**** Given text ****

Another few words of warning. In the following I will show you photos taken off an analog oscilloscope screen. In these photos you can't see all the fine details I can see when I am peeking into that CRT. So some of the cursor settings you will see will appear to be wrong. They are not. I can see things the camera can't reproduce. And note that digital oscilloscopes - with a very few, very expensive exceptions - are unfit to do this kind of work. These exceptions try to mimic the behavior of a real analog oscilloscope with a trick called "digital phosphor" and this requires immense digital processing power and large, fast RAM memories. Cheap digital oscilloscopes do have their merits but don't even try to do this kind of work with one of them. You can never see everything you need to see with cheap digital oscilloscopes.


So, welcome to the real world: no green pastures, no Unicorns, just an industrial wasteland full of toxic waste dumps, and danger, traps and ill effects lurking everywhere. Actually, it's a moor, too: there is no solid ground to be found anywhere. Each step you make, something nearby wobbles. Frigthening. Especially in fog. Many a great horror story was made of of this stuff.


If course, this is meant as an allegory. "No solid ground" in a real world circuit means that nowhere the "circuit ground" is at the same potential. And this "ground" moves. All the time. The ICs switching and being clocked are the steps that make the moor wobble in our allegory above. A spooky and frightening place !


Say goodbye to the "0V" assumption. Power supply rails are not static and stable neither. They are polluted with all sorts of toxic waste and crap - the better your instruments are, the more of that pollution you can see. Same as in the real enviroment - some ubiquitous chemicals like PFOA can damage human and animal health at and below 1 ppb in drinking water. One part per billion ! (See where the problem is ... you need a high end lab to find that stuff, and even more expensive equipment to measure it quantitatively).


In typical 1970s microcomputers, and with a good analog oscilloscope of 100-150 MHz bandwidth, you can already see a lot, down to the fine structure of all that mess which relates to the clocks. It's not necessary to go much higher for the type of 1970s vintage computer work. I have a few Tek 78xx Series laboratory grade scopes which back in the day (they reigned supreme in the years 1977-1987) did cost as much as a new middle class car, but I barely use them anymore. The problem is to keep them in good running condition. So for this work, I used my trusted Hitachi V-1150 oscilloscope which I rebuild once every decade or so. It has 4 channels and 150 MHz bandwidth. Good enough ! Unlike the complex Tektronix masterpieces with all their complications it's simple enough to fix it. Oh, I when I bought it new back in 1987, I handed over the cash for half of a new middle class car - but instead of a rubber floor mat, I got the service manual.


So, this said, you can try to repeat my measurements, but don't try try that with a cheap digital oscilloscope or a hobby grade analog scope with a meager 20 MHz bandwidth. And keep in mind that the digital camera can't reproduce what I can see when being there and peeking down into that CRT. So if you think my cursors are off sometimes, trust me, they are not. But I had to reduce the beam brightness so the camera could take an acceptable quality picture. So some of the fine features I can see are not visible in the photos.

**** Dataset entries ****

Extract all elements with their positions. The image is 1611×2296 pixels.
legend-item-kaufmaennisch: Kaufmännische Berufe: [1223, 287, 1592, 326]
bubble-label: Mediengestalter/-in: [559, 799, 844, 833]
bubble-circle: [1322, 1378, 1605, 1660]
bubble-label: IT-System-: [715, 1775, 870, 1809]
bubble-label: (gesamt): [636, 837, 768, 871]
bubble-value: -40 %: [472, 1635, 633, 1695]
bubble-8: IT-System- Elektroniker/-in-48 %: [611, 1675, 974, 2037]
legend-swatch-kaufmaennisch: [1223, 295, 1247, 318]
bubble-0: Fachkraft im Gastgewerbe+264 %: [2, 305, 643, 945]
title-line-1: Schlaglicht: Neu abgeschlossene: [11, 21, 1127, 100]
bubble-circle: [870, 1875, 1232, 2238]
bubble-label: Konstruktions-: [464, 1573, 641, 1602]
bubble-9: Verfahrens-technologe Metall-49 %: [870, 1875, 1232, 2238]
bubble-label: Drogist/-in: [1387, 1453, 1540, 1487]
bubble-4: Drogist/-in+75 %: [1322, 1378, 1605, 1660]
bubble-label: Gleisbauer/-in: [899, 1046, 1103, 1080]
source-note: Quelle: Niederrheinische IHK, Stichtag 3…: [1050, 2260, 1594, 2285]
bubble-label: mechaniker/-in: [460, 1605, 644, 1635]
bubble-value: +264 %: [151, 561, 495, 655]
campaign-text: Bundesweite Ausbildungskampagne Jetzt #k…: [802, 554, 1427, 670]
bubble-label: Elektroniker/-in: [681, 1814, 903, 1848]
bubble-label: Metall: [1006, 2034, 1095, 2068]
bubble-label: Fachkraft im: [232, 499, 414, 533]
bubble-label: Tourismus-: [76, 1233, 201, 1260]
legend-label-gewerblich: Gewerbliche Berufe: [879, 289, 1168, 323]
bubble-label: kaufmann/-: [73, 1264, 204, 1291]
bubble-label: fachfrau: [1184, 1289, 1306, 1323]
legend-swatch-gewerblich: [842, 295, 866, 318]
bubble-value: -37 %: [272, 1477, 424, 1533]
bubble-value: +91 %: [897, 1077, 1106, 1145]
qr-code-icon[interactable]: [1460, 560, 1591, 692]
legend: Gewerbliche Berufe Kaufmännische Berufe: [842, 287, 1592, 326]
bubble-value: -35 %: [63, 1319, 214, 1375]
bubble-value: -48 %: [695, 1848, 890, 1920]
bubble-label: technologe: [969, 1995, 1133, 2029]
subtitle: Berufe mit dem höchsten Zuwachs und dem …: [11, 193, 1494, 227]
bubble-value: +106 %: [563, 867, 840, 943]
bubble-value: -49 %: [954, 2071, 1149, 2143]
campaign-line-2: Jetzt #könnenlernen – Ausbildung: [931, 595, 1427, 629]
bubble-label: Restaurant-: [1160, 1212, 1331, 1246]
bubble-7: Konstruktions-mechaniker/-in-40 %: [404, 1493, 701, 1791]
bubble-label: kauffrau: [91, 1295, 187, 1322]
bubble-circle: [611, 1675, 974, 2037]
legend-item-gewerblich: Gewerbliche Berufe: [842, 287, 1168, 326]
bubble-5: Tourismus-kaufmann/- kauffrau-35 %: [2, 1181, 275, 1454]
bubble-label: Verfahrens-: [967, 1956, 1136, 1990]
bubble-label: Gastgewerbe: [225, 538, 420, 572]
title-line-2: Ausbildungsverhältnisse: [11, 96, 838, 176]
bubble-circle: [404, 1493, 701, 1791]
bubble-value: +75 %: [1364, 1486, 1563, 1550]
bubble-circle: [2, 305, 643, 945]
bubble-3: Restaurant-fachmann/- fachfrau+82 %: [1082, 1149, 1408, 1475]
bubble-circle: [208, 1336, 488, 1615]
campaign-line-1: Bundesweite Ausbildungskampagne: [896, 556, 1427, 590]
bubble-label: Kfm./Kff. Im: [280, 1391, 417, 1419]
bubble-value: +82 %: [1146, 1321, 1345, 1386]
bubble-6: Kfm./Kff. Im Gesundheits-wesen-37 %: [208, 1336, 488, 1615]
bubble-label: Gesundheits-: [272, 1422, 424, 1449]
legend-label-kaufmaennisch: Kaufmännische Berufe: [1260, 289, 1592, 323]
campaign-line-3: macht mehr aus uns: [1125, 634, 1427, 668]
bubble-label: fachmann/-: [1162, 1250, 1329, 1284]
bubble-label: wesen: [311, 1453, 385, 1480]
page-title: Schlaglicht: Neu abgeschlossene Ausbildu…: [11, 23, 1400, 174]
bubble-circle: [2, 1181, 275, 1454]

****

Exercises –
A. List every oscilloscope bandwidth figure given in the text on oscilloscope measurements.
B. Carry on the text on oscilloscope measurements from the point where it stops.
The lines above are separate material and have nothing to do with the text on oscilloscope measurements.

Written responses –
A. 100-150 MHz, 150 MHz, 20 MHz

B.
Let's keep it simple first and let's look at the pin #3 (noninverting input) of the 741 opamp in a typical Apple II clone (a faithful copycat clone of early original Apple II, and it still works, other than my original Apple IIe, where something in the power supply exploded and spilled smoke, and that was the end of my measurements on that IIe):



TAPE IN was driven by an Agilent 33120A function generator, 2V amplitude sinewave, 1 kHz. Ground clip was at the bottom of the 12k resistor, probe tip ait its top. I set the cursors to a point where the "ideal" signal would be, without all the crap / noise / toxic waste riding on it.  This would be the middle of the brightest band you can see. The human eye is quite good at that. The crap / noise / toxic waste "rides" on this ideal signal and by the intensity variation you can qualitatively see the statistical distribution of that crap. Beware that there are excursions into the dark regions nobody can see. But these don't happen often enough to be visible on such a scope. You would need a storage scope (brings its own problems with it) or, better, a high end digital scope, which can make on screen statistics / distribution diagrams of the signal excursions around a cursor setting. This is where digital scopes show their true power - data processing - but don't expect them to show you such nice, direct, pictures as quickly and efficiently as with a good analog scope. These digital scopes can be a bitch to program / set up.


Now, in the above photo you can read "81.4 mV" between the cursors. The calculated hysteresis for the ideal case (see part 1) above in the thread) was 87.2mV, so this result is fair enough. It seems that the lower cursor was a bit off center of the bright band, which may have contributed. We don't need to be super accurate here: the message is that there indeed is a lot of crap riding on this signal. Here are measurements for the crap:



We can see that it fits into a 42mV wide band (between the cursors) which captures most of the noise / crap. As explained above, there will be some excursions beyond these bounds but these are too rare to be visible.


Here is a cursor measurement of the clean gap between the "crap bands": 



The result: 45.4mV (cursors were reversed).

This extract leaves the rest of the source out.